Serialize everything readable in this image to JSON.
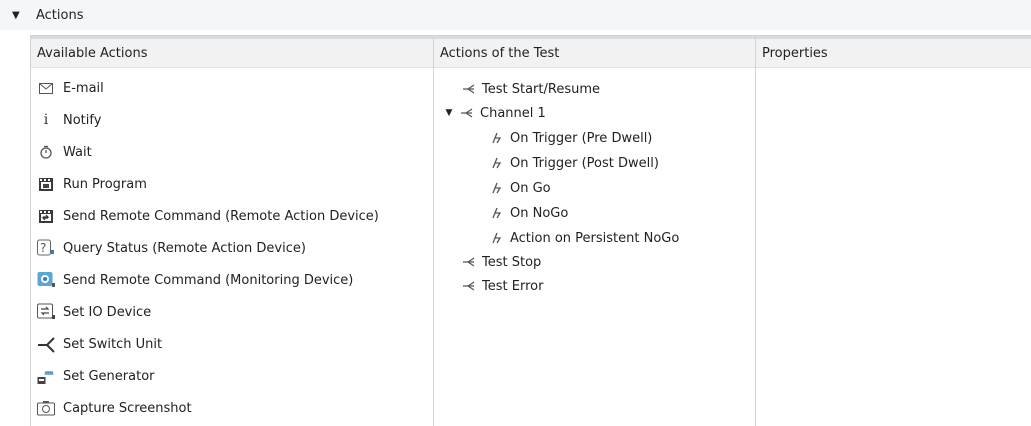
{
  "section": {
    "title": "Actions"
  },
  "panes": {
    "available": {
      "header": "Available Actions",
      "items": [
        {
          "label": "E-mail",
          "icon": "email-icon"
        },
        {
          "label": "Notify",
          "icon": "info-icon"
        },
        {
          "label": "Wait",
          "icon": "stopwatch-icon"
        },
        {
          "label": "Run Program",
          "icon": "program-icon"
        },
        {
          "label": "Send Remote Command (Remote Action Device)",
          "icon": "remote-command-icon"
        },
        {
          "label": "Query Status (Remote Action Device)",
          "icon": "query-status-icon"
        },
        {
          "label": "Send Remote Command (Monitoring Device)",
          "icon": "monitoring-device-icon"
        },
        {
          "label": "Set IO Device",
          "icon": "io-device-icon"
        },
        {
          "label": "Set Switch Unit",
          "icon": "switch-unit-icon"
        },
        {
          "label": "Set Generator",
          "icon": "generator-icon"
        },
        {
          "label": "Capture Screenshot",
          "icon": "camera-icon"
        }
      ]
    },
    "test": {
      "header": "Actions of the Test",
      "items": [
        {
          "label": "Test Start/Resume",
          "icon": "event-icon",
          "level": 0
        },
        {
          "label": "Channel 1",
          "icon": "event-icon",
          "level": 0,
          "expanded": true
        },
        {
          "label": "On Trigger (Pre Dwell)",
          "icon": "trigger-icon",
          "level": 1
        },
        {
          "label": "On Trigger (Post Dwell)",
          "icon": "trigger-icon",
          "level": 1
        },
        {
          "label": "On Go",
          "icon": "trigger-icon",
          "level": 1
        },
        {
          "label": "On NoGo",
          "icon": "trigger-icon",
          "level": 1
        },
        {
          "label": "Action on Persistent NoGo",
          "icon": "trigger-icon",
          "level": 1
        },
        {
          "label": "Test Stop",
          "icon": "event-icon",
          "level": 0
        },
        {
          "label": "Test Error",
          "icon": "event-icon",
          "level": 0
        }
      ]
    },
    "properties": {
      "header": "Properties"
    }
  }
}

****************

_Stated goal:_ Omit every picture, then reproduce the rest of the listing exactly.

_Finished answer:_
Serialize everything readable in this image to JSON.
{
  "section": {
    "title": "Actions"
  },
  "panes": {
    "available": {
      "header": "Available Actions",
      "items": [
        {
          "label": "E-mail",
          "icon": "email-icon"
        },
        {
          "label": "Notify",
          "icon": "info-icon"
        },
        {
          "label": "Wait",
          "icon": "stopwatch-icon"
        },
        {
          "label": "Run Program",
          "icon": "program-icon"
        },
        {
          "label": "Send Remote Command (Remote Action Device)",
          "icon": "remote-command-icon"
        },
        {
          "label": "Query Status (Remote Action Device)",
          "icon": "query-status-icon"
        },
        {
          "label": "Send Remote Command (Monitoring Device)",
          "icon": "monitoring-device-icon"
        },
        {
          "label": "Set IO Device",
          "icon": "io-device-icon"
        },
        {
          "label": "Set Switch Unit",
          "icon": "switch-unit-icon"
        },
        {
          "label": "Set Generator",
          "icon": "generator-icon"
        },
        {
          "label": "Capture Screenshot",
          "icon": "camera-icon"
        }
      ]
    },
    "test": {
      "header": "Actions of the Test",
      "items": [
        {
          "label": "Test Start/Resume",
          "icon": "event-icon",
          "level": 0
        },
        {
          "label": "Channel 1",
          "icon": "event-icon",
          "level": 0,
          "expanded": true
        },
        {
          "label": "On Trigger (Pre Dwell)",
          "icon": "trigger-icon",
          "level": 1
        },
        {
          "label": "On Trigger (Post Dwell)",
          "icon": "trigger-icon",
          "level": 1
        },
        {
          "label": "On Go",
          "icon": "trigger-icon",
          "level": 1
        },
        {
          "label": "On NoGo",
          "icon": "trigger-icon",
          "level": 1
        },
        {
          "label": "Action on Persistent NoGo",
          "icon": "trigger-icon",
          "level": 1
        },
        {
          "label": "Test Stop",
          "icon": "event-icon",
          "level": 0
        },
        {
          "label": "Test Error",
          "icon": "event-icon",
          "level": 0
        }
      ]
    },
    "properties": {
      "header": "Properties"
    }
  }
}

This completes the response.